> _EXERCISE BRIEF_: Copy the lines holding the word "this", all of them.

> _DATA PROVIDED_:
● ● ●
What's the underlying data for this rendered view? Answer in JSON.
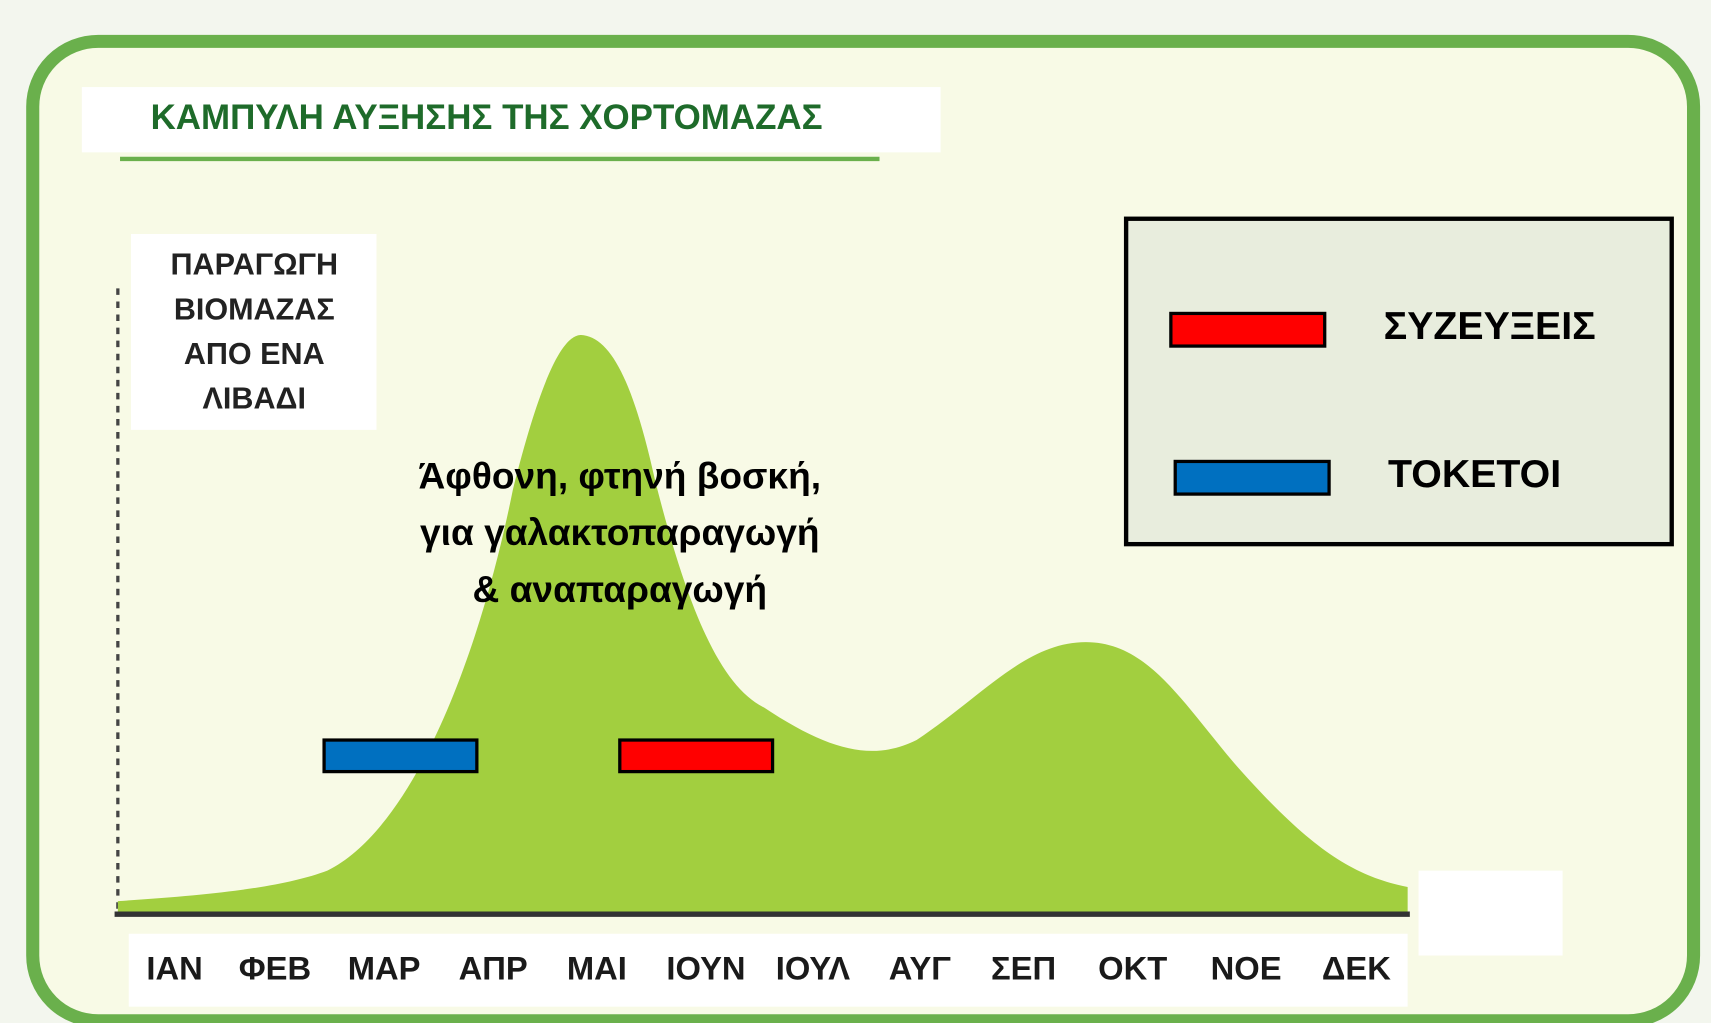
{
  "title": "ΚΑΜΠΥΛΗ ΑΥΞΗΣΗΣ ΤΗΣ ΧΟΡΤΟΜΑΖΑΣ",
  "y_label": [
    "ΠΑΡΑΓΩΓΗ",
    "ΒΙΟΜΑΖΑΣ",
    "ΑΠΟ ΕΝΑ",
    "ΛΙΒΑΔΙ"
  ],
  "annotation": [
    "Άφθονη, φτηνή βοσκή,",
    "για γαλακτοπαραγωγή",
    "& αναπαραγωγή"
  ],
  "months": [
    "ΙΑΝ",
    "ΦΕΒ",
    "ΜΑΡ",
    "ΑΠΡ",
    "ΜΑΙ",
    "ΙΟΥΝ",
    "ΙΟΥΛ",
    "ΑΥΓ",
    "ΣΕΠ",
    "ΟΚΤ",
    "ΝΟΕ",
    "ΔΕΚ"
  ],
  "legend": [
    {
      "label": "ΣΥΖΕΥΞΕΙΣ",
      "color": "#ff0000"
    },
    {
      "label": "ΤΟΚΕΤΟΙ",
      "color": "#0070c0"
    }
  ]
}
● ● ●
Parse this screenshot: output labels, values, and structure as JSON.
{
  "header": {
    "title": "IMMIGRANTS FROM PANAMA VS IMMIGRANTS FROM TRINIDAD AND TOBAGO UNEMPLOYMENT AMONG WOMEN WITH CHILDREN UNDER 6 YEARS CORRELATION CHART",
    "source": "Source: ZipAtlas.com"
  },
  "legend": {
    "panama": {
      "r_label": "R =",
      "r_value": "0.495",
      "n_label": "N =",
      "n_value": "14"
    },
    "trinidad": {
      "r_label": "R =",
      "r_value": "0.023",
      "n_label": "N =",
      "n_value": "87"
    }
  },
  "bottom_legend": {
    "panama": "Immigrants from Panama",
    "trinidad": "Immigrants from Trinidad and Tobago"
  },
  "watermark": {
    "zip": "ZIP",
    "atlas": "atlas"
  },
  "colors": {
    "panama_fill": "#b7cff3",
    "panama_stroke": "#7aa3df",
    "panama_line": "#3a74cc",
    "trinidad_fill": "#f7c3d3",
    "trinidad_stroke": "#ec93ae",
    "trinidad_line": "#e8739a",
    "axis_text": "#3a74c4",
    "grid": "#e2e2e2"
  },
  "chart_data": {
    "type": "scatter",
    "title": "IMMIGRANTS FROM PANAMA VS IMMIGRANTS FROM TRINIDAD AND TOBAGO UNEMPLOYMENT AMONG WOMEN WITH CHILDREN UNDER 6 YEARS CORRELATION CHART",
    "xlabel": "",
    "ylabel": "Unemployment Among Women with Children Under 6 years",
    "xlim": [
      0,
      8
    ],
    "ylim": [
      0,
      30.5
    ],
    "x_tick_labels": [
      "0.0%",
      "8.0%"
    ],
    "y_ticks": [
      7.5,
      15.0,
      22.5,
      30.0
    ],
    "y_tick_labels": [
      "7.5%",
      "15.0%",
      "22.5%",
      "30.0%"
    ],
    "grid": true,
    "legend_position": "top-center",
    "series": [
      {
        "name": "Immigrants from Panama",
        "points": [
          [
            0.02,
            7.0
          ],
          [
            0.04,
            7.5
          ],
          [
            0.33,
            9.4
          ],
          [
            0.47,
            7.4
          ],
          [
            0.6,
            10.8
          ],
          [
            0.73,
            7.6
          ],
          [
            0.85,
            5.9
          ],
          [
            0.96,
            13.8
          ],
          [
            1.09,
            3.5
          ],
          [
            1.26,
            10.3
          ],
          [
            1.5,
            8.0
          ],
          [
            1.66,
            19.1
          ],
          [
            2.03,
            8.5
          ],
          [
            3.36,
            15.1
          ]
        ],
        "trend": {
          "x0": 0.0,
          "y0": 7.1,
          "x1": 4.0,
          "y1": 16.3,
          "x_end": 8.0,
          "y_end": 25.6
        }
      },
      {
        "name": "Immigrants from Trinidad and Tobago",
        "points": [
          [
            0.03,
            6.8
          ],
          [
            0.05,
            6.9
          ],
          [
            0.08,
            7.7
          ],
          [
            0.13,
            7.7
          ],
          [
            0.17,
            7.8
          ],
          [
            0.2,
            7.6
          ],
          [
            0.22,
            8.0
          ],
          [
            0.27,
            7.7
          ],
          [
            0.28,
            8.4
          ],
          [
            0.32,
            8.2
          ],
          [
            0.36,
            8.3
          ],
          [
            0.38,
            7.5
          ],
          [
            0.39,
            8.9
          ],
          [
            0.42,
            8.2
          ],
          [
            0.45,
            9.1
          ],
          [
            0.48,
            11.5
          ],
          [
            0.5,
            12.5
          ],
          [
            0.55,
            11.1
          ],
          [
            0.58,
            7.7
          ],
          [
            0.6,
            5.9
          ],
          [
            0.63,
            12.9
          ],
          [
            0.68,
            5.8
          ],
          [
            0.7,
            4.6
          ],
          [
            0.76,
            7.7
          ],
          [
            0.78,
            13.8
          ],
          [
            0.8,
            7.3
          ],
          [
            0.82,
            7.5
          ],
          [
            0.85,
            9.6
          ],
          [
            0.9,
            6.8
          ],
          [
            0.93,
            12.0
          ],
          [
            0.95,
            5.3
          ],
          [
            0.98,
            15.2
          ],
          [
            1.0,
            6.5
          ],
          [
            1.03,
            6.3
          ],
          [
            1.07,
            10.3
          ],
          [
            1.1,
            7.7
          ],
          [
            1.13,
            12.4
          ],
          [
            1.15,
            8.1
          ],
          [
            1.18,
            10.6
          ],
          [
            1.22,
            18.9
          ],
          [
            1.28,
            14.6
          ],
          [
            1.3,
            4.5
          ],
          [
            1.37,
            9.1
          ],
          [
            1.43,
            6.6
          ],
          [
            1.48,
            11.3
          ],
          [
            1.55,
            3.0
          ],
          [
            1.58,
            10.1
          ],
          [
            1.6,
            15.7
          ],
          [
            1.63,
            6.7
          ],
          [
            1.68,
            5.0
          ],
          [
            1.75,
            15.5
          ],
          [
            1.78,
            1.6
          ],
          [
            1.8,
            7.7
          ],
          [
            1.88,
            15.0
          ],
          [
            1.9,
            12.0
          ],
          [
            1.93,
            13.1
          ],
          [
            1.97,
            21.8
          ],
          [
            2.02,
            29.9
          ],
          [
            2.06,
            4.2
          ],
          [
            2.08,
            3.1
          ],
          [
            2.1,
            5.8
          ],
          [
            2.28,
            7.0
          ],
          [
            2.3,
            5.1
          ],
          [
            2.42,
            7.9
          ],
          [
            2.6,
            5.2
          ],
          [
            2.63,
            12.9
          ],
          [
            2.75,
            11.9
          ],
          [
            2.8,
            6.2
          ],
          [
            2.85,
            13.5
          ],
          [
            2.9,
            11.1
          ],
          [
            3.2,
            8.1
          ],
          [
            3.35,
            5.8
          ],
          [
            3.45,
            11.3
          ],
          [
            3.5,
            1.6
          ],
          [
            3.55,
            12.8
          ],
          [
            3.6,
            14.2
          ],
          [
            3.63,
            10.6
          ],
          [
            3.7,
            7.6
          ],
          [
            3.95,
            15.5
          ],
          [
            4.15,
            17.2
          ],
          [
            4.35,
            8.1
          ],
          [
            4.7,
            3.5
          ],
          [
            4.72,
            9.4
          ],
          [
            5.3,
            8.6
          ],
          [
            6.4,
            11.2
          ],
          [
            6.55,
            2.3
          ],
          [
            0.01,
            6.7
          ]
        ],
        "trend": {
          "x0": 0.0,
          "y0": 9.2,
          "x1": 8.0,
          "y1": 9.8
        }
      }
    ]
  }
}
● ● ●
> _FINAL ANSWER_:
What's the underlying data for this rendered view? Answer in JSON.
Parse this screenshot: output labels, values, and structure as JSON.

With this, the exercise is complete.